▶ To be done:
State how many lines include "right", giving the number by itself.

▶ Data rows:

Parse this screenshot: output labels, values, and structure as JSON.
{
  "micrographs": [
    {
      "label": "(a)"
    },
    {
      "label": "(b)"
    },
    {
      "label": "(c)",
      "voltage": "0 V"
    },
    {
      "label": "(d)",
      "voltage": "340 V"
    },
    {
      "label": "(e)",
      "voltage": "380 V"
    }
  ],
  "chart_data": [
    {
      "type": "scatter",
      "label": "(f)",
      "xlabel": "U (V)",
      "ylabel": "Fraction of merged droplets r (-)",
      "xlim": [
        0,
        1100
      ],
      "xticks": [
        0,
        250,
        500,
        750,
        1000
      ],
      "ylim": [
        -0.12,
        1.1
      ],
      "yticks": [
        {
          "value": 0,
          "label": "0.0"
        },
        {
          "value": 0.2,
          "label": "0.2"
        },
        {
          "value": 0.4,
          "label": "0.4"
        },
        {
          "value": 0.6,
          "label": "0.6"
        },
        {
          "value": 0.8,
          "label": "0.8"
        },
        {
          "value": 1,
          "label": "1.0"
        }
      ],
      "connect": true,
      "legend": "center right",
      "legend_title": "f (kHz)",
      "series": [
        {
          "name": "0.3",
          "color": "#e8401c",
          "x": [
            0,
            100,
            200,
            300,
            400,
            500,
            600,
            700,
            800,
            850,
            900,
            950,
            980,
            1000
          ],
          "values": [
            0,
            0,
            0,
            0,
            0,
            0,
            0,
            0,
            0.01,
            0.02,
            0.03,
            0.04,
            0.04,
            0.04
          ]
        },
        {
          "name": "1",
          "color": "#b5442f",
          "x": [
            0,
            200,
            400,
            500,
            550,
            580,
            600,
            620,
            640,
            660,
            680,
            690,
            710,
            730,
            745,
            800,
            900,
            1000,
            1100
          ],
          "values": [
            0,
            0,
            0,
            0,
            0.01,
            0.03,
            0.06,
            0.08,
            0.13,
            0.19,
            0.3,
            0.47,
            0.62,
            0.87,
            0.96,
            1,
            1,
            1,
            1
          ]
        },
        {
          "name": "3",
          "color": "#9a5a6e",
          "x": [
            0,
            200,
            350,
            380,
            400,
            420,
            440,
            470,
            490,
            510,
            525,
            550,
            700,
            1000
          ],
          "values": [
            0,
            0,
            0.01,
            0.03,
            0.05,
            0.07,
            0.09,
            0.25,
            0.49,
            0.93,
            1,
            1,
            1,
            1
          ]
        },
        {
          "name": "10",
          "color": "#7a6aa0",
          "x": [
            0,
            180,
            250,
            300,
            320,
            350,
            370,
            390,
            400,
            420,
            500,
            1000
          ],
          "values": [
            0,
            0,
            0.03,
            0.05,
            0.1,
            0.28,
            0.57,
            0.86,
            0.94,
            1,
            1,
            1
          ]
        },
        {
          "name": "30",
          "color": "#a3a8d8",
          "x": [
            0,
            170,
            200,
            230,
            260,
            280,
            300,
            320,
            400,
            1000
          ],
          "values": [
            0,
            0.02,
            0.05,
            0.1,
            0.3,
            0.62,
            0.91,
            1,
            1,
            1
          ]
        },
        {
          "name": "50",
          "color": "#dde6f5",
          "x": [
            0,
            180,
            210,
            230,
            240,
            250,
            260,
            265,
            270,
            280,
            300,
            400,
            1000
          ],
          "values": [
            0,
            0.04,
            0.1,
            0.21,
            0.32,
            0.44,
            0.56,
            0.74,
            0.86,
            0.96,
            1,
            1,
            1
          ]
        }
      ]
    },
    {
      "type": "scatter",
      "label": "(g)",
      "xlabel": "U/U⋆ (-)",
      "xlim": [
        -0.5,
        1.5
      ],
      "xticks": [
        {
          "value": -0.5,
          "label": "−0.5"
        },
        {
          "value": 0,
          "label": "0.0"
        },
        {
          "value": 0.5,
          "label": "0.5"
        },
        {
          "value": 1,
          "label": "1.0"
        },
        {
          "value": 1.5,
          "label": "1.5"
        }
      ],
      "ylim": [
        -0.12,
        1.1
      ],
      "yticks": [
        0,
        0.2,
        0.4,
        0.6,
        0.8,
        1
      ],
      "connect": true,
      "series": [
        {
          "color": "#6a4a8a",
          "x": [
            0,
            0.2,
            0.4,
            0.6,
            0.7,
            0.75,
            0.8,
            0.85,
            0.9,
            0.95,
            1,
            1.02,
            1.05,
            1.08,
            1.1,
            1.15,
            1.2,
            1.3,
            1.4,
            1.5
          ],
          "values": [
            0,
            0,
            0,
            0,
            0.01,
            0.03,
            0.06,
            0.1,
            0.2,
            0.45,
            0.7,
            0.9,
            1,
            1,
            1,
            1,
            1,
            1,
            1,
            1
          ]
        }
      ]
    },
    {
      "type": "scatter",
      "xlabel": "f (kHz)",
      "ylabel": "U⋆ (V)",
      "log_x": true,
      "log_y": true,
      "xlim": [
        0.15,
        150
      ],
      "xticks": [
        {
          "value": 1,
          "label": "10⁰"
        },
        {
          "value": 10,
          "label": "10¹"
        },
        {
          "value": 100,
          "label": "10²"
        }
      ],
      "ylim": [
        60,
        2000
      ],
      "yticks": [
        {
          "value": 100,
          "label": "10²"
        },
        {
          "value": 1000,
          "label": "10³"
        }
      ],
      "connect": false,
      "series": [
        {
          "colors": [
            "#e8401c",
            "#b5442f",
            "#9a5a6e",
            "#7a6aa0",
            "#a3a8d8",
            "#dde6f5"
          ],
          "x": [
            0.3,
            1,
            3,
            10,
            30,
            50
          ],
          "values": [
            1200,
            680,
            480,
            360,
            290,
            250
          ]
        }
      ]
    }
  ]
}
---
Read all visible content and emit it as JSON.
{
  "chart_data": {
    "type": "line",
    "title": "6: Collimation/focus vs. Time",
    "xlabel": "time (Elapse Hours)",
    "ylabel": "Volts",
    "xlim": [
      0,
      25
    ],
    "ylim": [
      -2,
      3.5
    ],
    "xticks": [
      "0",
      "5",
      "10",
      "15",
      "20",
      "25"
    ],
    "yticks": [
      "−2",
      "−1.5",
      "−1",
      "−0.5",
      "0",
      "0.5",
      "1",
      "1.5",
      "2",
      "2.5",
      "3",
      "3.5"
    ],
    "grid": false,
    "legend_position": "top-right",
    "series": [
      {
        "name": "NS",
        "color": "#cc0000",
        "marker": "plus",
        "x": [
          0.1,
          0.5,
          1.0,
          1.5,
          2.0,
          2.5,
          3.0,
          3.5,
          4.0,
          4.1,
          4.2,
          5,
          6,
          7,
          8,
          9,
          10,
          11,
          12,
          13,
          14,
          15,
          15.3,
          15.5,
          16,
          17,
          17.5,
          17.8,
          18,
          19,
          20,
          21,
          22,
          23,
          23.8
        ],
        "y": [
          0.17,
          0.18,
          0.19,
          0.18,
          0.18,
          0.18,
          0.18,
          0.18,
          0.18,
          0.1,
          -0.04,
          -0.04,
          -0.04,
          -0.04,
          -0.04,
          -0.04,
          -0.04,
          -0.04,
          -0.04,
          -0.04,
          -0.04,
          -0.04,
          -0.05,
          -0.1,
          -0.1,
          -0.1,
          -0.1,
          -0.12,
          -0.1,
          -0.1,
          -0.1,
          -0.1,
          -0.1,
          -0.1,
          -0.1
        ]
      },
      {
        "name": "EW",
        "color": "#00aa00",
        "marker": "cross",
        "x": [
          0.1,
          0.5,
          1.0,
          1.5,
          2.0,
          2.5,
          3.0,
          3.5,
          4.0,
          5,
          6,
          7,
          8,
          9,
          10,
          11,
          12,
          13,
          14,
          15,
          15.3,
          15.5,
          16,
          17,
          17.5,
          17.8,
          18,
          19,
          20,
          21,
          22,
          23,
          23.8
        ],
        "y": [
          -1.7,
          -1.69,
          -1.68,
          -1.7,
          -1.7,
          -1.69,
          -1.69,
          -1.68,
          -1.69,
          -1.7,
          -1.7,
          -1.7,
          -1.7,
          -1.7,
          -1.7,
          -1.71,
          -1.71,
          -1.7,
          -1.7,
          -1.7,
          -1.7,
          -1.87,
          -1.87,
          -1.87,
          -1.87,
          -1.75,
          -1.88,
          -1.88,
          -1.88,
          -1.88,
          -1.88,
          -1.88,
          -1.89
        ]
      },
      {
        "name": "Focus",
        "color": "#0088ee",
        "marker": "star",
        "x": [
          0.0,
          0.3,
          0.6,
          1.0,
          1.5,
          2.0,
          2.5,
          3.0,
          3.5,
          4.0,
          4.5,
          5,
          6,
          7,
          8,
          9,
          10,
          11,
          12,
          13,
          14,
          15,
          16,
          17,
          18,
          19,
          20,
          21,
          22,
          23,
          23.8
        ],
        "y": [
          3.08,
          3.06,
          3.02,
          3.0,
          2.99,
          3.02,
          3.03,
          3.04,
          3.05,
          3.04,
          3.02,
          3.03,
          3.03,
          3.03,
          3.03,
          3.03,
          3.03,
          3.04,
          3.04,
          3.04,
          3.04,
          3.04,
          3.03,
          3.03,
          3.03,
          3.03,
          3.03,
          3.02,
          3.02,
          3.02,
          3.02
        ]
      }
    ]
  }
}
* * *
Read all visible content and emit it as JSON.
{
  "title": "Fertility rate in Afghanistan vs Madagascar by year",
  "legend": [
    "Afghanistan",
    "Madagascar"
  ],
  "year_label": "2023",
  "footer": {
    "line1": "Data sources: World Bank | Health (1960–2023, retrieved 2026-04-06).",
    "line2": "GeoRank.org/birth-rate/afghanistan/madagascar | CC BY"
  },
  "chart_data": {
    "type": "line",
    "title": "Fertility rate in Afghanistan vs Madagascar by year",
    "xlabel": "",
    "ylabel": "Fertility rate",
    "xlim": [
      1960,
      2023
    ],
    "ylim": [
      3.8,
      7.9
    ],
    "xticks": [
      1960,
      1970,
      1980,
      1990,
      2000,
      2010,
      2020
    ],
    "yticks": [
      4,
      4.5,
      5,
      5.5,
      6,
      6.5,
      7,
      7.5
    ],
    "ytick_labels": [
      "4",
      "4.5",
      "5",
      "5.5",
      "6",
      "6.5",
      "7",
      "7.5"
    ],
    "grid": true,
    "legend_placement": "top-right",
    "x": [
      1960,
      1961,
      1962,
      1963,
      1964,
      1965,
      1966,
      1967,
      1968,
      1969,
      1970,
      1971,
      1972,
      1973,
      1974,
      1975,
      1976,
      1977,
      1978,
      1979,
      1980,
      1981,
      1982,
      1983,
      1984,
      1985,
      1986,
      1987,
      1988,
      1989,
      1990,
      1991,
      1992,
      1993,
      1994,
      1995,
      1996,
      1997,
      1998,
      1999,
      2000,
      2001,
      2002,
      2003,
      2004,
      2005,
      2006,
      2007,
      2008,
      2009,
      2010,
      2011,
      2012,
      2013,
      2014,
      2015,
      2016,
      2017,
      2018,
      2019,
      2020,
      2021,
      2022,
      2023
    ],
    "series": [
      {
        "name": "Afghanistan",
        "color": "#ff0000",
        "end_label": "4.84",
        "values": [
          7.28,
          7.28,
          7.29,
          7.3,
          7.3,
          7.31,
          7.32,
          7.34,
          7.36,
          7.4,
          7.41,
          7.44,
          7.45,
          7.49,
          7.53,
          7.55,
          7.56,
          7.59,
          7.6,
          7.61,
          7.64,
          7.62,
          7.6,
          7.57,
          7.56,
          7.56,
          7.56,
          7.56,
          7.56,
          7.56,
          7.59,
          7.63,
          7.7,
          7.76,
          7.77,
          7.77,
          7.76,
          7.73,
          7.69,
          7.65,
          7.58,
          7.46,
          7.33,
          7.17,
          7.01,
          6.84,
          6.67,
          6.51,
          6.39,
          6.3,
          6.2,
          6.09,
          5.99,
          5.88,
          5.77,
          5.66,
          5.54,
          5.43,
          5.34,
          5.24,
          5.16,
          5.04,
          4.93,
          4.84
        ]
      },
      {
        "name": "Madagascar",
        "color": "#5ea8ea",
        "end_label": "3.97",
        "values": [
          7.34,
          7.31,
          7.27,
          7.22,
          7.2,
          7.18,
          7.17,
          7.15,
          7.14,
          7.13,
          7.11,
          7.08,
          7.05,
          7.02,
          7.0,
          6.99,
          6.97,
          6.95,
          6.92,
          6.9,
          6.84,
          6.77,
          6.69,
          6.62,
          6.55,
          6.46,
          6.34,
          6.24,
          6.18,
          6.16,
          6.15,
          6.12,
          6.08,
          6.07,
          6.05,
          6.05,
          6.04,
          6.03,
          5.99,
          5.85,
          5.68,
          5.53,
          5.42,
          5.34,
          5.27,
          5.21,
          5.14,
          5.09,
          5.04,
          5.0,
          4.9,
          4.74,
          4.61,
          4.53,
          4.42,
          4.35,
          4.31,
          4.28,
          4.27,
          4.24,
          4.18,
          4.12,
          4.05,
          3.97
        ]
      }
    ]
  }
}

▶ Answer to this exercise:
3